■ **Task brief**
Locate and copy all lines bearing the word "actifs".
[Start Listing]
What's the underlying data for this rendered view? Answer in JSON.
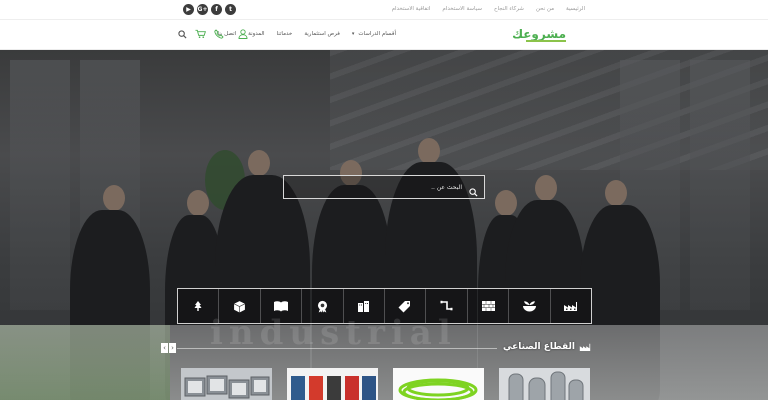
{
  "topbar": {
    "social": [
      {
        "icon": "youtube-icon",
        "glyph": "▶"
      },
      {
        "icon": "google-plus-icon",
        "glyph": "G+"
      },
      {
        "icon": "facebook-icon",
        "glyph": "f"
      },
      {
        "icon": "twitter-icon",
        "glyph": "t"
      }
    ],
    "links": [
      "الرئيسية",
      "من نحن",
      "شركاء النجاح",
      "سياسة الاستخدام",
      "اتفاقية الاستخدام"
    ]
  },
  "nav": {
    "logo": "مشروعك",
    "menu": [
      "أقسام الدراسات",
      "فرص استثمارية",
      "خدماتنا",
      "المدونة",
      "اتصل بنا"
    ],
    "icons": [
      "user-icon",
      "phone-icon",
      "cart-icon",
      "search-icon"
    ]
  },
  "hero": {
    "search_placeholder": "البحث عن ..",
    "categories": [
      "factory-icon",
      "plant-bowl-icon",
      "bricks-icon",
      "pipe-icon",
      "tag-icon",
      "buildings-icon",
      "badge-icon",
      "book-icon",
      "box-icon",
      "tree-icon"
    ]
  },
  "section": {
    "title": "القطاع الصناعي",
    "watermark": "industrial",
    "products": [
      "steel-pipes-image",
      "panels-image",
      "green-rope-image",
      "pipes-image"
    ]
  },
  "colors": {
    "brand": "#4caf50",
    "accent": "#8bc34a"
  }
}
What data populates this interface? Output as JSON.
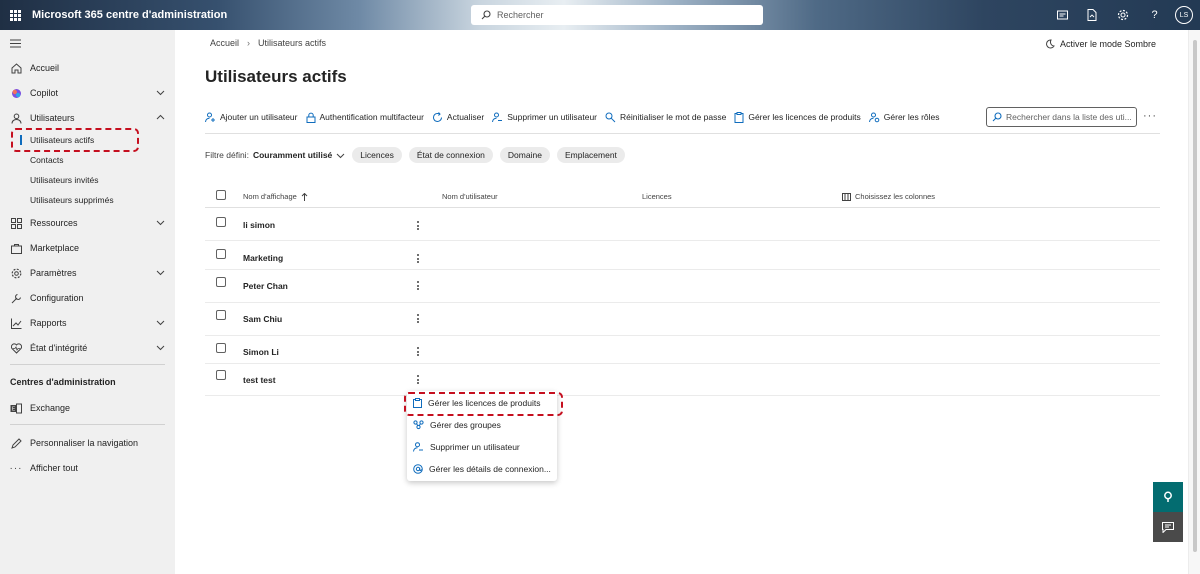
{
  "app": {
    "title": "Microsoft 365 centre d'administration",
    "avatar_initials": "LS"
  },
  "search": {
    "placeholder": "Rechercher"
  },
  "nav": {
    "items": [
      {
        "label": "Accueil",
        "icon": "home-icon"
      },
      {
        "label": "Copilot",
        "icon": "copilot-icon"
      },
      {
        "label": "Utilisateurs",
        "icon": "user-icon"
      },
      {
        "label": "Ressources",
        "icon": "resources-icon"
      },
      {
        "label": "Marketplace",
        "icon": "marketplace-icon"
      },
      {
        "label": "Paramètres",
        "icon": "gear-icon"
      },
      {
        "label": "Configuration",
        "icon": "wrench-icon"
      },
      {
        "label": "Rapports",
        "icon": "chart-icon"
      },
      {
        "label": "État d'intégrité",
        "icon": "heart-icon"
      }
    ],
    "users_sub": [
      "Utilisateurs actifs",
      "Contacts",
      "Utilisateurs invités",
      "Utilisateurs supprimés"
    ],
    "admin_centers_title": "Centres d'administration",
    "exchange": "Exchange",
    "customize": "Personnaliser la navigation",
    "show_all": "Afficher tout"
  },
  "breadcrumb": [
    "Accueil",
    "Utilisateurs actifs"
  ],
  "dark_mode_label": "Activer le mode Sombre",
  "page_title": "Utilisateurs actifs",
  "commands": [
    "Ajouter un utilisateur",
    "Authentification multifacteur",
    "Actualiser",
    "Supprimer un utilisateur",
    "Réinitialiser le mot de passe",
    "Gérer les licences de produits",
    "Gérer les rôles"
  ],
  "list_search_placeholder": "Rechercher dans la liste des uti...",
  "filter": {
    "label": "Filtre défini:",
    "value": "Couramment utilisé",
    "pills": [
      "Licences",
      "État de connexion",
      "Domaine",
      "Emplacement"
    ]
  },
  "table": {
    "columns": [
      "Nom d'affichage",
      "Nom d'utilisateur",
      "Licences",
      "Choisissez les colonnes"
    ],
    "rows": [
      "li simon",
      "Marketing",
      "Peter Chan",
      "Sam Chiu",
      "Simon Li",
      "test test"
    ]
  },
  "context_menu": [
    "Gérer les licences de produits",
    "Gérer des groupes",
    "Supprimer un utilisateur",
    "Gérer les détails de connexion..."
  ],
  "colors": {
    "accent": "#0f6cbd",
    "highlight": "#c50f1f",
    "teal": "#036c70",
    "sidebar_bg": "#f0f0f0"
  }
}
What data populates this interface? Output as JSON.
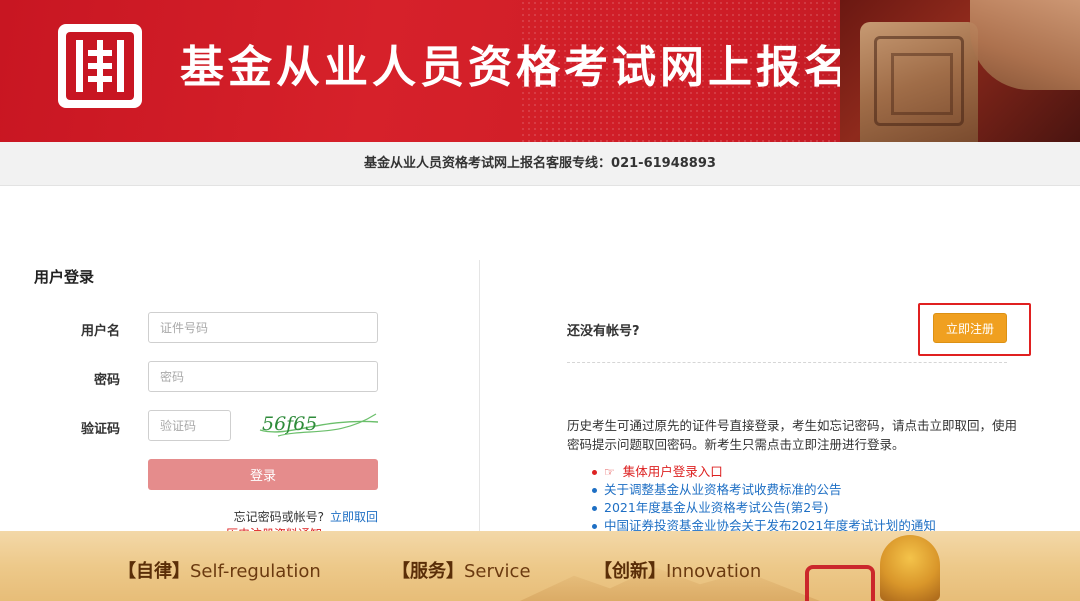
{
  "header": {
    "title": "基金从业人员资格考试网上报名",
    "hotline": "基金从业人员资格考试网上报名客服专线：021-61948893"
  },
  "login": {
    "title": "用户登录",
    "username_label": "用户名",
    "username_placeholder": "证件号码",
    "password_label": "密码",
    "password_placeholder": "密码",
    "captcha_label": "验证码",
    "captcha_placeholder": "验证码",
    "captcha_text": "56f65",
    "submit_label": "登录",
    "forgot_text": "忘记密码或帐号?",
    "forgot_link": "立即取回",
    "clipped_link": "历史注册资料通知..."
  },
  "register": {
    "no_account_text": "还没有帐号?",
    "register_label": "立即注册"
  },
  "info": {
    "text": "历史考生可通过原先的证件号直接登录，考生如忘记密码，请点击立即取回，使用密码提示问题取回密码。新考生只需点击立即注册进行登录。",
    "notices": [
      {
        "label": "集体用户登录入口"
      },
      {
        "label": "关于调整基金从业资格考试收费标准的公告"
      },
      {
        "label": "2021年度基金从业资格考试公告(第2号)"
      },
      {
        "label": "中国证券投资基金业协会关于发布2021年度考试计划的通知"
      }
    ]
  },
  "footer": {
    "slogans": [
      {
        "cn": "【自律】",
        "en": "Self-regulation"
      },
      {
        "cn": "【服务】",
        "en": "Service"
      },
      {
        "cn": "【创新】",
        "en": "Innovation"
      }
    ]
  },
  "colors": {
    "brand_red": "#c81622",
    "register_orange": "#f0a020",
    "link_blue": "#1e6fc4",
    "highlight_red": "#e02020"
  }
}
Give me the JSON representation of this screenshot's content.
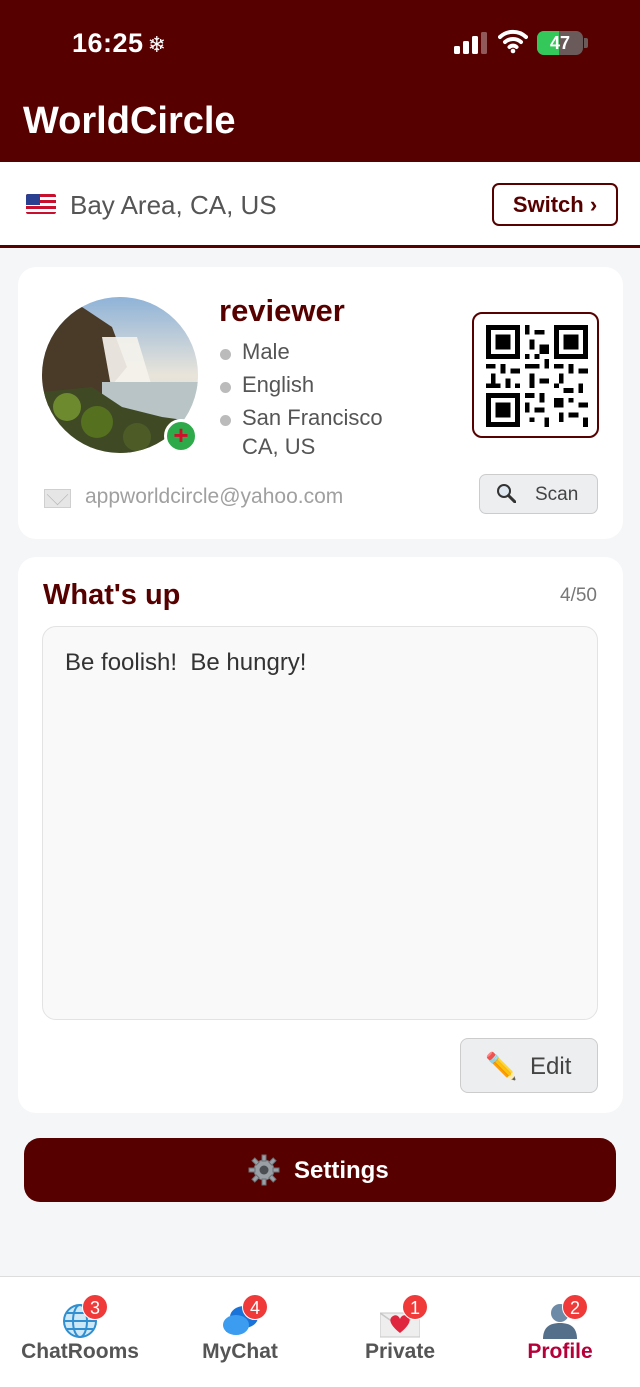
{
  "status_bar": {
    "time": "16:25",
    "time_glyph": "❄",
    "battery": "47",
    "battery_level": 0.47
  },
  "header": {
    "title": "WorldCircle"
  },
  "location": {
    "text": "Bay Area, CA, US",
    "switch_label": "Switch ›"
  },
  "profile": {
    "username": "reviewer",
    "gender": "Male",
    "language": "English",
    "city_line1": "San Francisco",
    "city_line2": "CA, US",
    "email": "appworldcircle@yahoo.com",
    "scan_label": "Scan"
  },
  "status_card": {
    "title": "What's up",
    "counter": "4/50",
    "text": "Be foolish!  Be hungry!",
    "edit_label": "Edit",
    "edit_icon": "✏️"
  },
  "settings": {
    "label": "Settings"
  },
  "tabs": [
    {
      "label": "ChatRooms",
      "badge": "3",
      "icon": "globe-icon"
    },
    {
      "label": "MyChat",
      "badge": "4",
      "icon": "chat-bubbles-icon"
    },
    {
      "label": "Private",
      "badge": "1",
      "icon": "heart-envelope-icon"
    },
    {
      "label": "Profile",
      "badge": "2",
      "icon": "person-icon"
    }
  ],
  "colors": {
    "brand": "#570000",
    "active_tab": "#b5003a",
    "badge": "#f03a3a",
    "online": "#2eaa4a"
  }
}
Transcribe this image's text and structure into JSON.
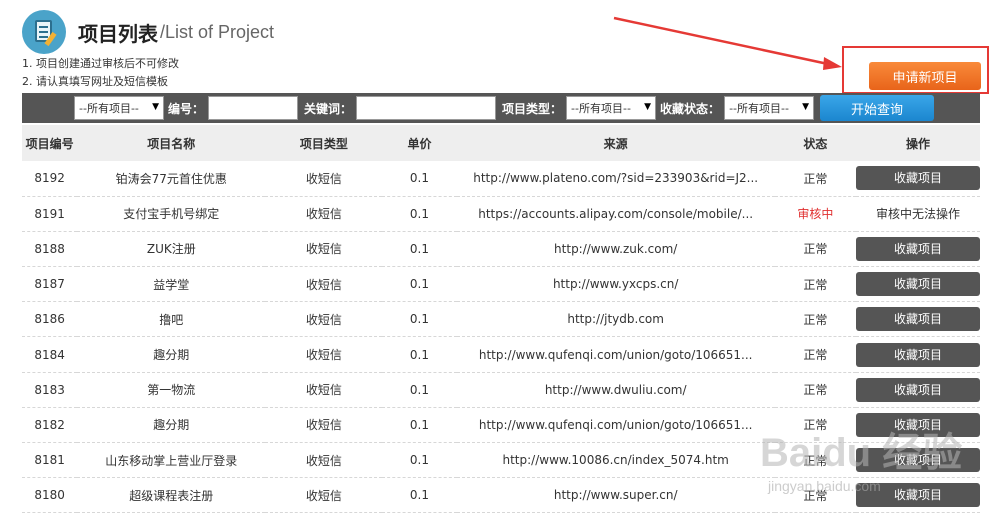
{
  "header": {
    "title_cn": "项目列表",
    "title_en": "/List of Project"
  },
  "notes": [
    "1. 项目创建通过审核后不可修改",
    "2. 请认真填写网址及短信模板"
  ],
  "apply_button_label": "申请新项目",
  "filters": {
    "category_select": "--所有项目--",
    "id_label": "编号：",
    "keyword_label": "关键词：",
    "type_label": "项目类型：",
    "type_select": "--所有项目--",
    "fav_status_label": "收藏状态：",
    "fav_status_select": "--所有项目--",
    "search_button": "开始查询"
  },
  "table": {
    "columns": [
      "项目编号",
      "项目名称",
      "项目类型",
      "单价",
      "来源",
      "状态",
      "操作"
    ],
    "rows": [
      {
        "id": "8192",
        "name": "铂涛会77元首住优惠",
        "type": "收短信",
        "price": "0.1",
        "source": "http://www.plateno.com/?sid=233903&rid=J2...",
        "status": "正常",
        "action": "收藏项目"
      },
      {
        "id": "8191",
        "name": "支付宝手机号绑定",
        "type": "收短信",
        "price": "0.1",
        "source": "https://accounts.alipay.com/console/mobile/...",
        "status": "审核中",
        "action": "审核中无法操作"
      },
      {
        "id": "8188",
        "name": "ZUK注册",
        "type": "收短信",
        "price": "0.1",
        "source": "http://www.zuk.com/",
        "status": "正常",
        "action": "收藏项目"
      },
      {
        "id": "8187",
        "name": "益学堂",
        "type": "收短信",
        "price": "0.1",
        "source": "http://www.yxcps.cn/",
        "status": "正常",
        "action": "收藏项目"
      },
      {
        "id": "8186",
        "name": "撸吧",
        "type": "收短信",
        "price": "0.1",
        "source": "http://jtydb.com",
        "status": "正常",
        "action": "收藏项目"
      },
      {
        "id": "8184",
        "name": "趣分期",
        "type": "收短信",
        "price": "0.1",
        "source": "http://www.qufenqi.com/union/goto/106651...",
        "status": "正常",
        "action": "收藏项目"
      },
      {
        "id": "8183",
        "name": "第一物流",
        "type": "收短信",
        "price": "0.1",
        "source": "http://www.dwuliu.com/",
        "status": "正常",
        "action": "收藏项目"
      },
      {
        "id": "8182",
        "name": "趣分期",
        "type": "收短信",
        "price": "0.1",
        "source": "http://www.qufenqi.com/union/goto/106651...",
        "status": "正常",
        "action": "收藏项目"
      },
      {
        "id": "8181",
        "name": "山东移动掌上营业厅登录",
        "type": "收短信",
        "price": "0.1",
        "source": "http://www.10086.cn/index_5074.htm",
        "status": "正常",
        "action": "收藏项目"
      },
      {
        "id": "8180",
        "name": "超级课程表注册",
        "type": "收短信",
        "price": "0.1",
        "source": "http://www.super.cn/",
        "status": "正常",
        "action": "收藏项目"
      }
    ]
  },
  "watermark": {
    "main": "Baidu 经验",
    "sub": "jingyan.baidu.com"
  },
  "colors": {
    "accent_orange": "#e8641a",
    "accent_blue": "#1b86cf",
    "bar_dark": "#555555",
    "status_review": "#e03030",
    "highlight_red": "#e53935"
  }
}
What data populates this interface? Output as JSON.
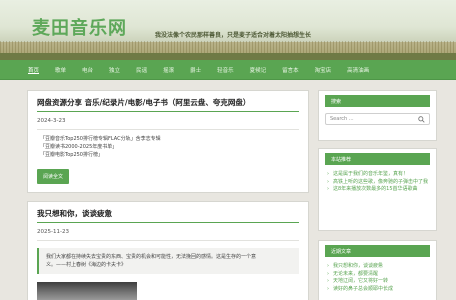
{
  "header": {
    "site_title": "麦田音乐网",
    "slogan": "我没法像个农民那样善良，只是麦子适合对着太阳抽想生长"
  },
  "nav": {
    "items": [
      "首页",
      "歌单",
      "电台",
      "独立",
      "民谣",
      "摇滚",
      "爵士",
      "轻音乐",
      "夏候记",
      "留言本",
      "淘宝店",
      "高清油画"
    ],
    "active_index": 0
  },
  "posts": [
    {
      "title": "网盘资源分享 音乐/纪录片/电影/电子书（阿里云盘、夸克网盘）",
      "date": "2024-3-23",
      "lines": [
        "「豆瓣音乐Top250排行榜专辑FLAC分轨」含李志专辑",
        "「豆瓣读书2000-2025年度书单」",
        "「豆瓣电影Top250排行榜」"
      ],
      "read_more": "阅读全文"
    },
    {
      "title": "我只想和你，谈谈疲惫",
      "date": "2025-11-23",
      "quote_lines": [
        "我们大家都在持续失去宝贵的东西、宝贵的机会和可能性，无法挽回的感情。这是生存的一个意",
        "义。——村上春树《海边的卡夫卡》"
      ]
    }
  ],
  "sidebar": {
    "search": {
      "title": "搜索",
      "placeholder": "Search ..."
    },
    "recommended": {
      "title": "本站推荐",
      "items": [
        "这是属于我们的音乐年鉴，真有！",
        "高铁上听的这些歌，像奔驰的子弹击中了我",
        "这8年来播放次数最多的15首华语歌曲"
      ]
    },
    "recent": {
      "title": "近期文章",
      "items": [
        "我只想和你，谈谈疲惫",
        "无论未来，都要清醒",
        "天地辽阔，它又将好一转",
        "读好的鼻子总会顺耶中长成"
      ]
    }
  },
  "colors": {
    "accent": "#5aa552",
    "title_green": "#5ea85a",
    "background": "#e8e6e0"
  }
}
[End Listing]
■ **Result of this exercise**
      "Utilisateurs actifs",
    "Utilisateurs actifs"
  "page_title": "Utilisateurs actifs",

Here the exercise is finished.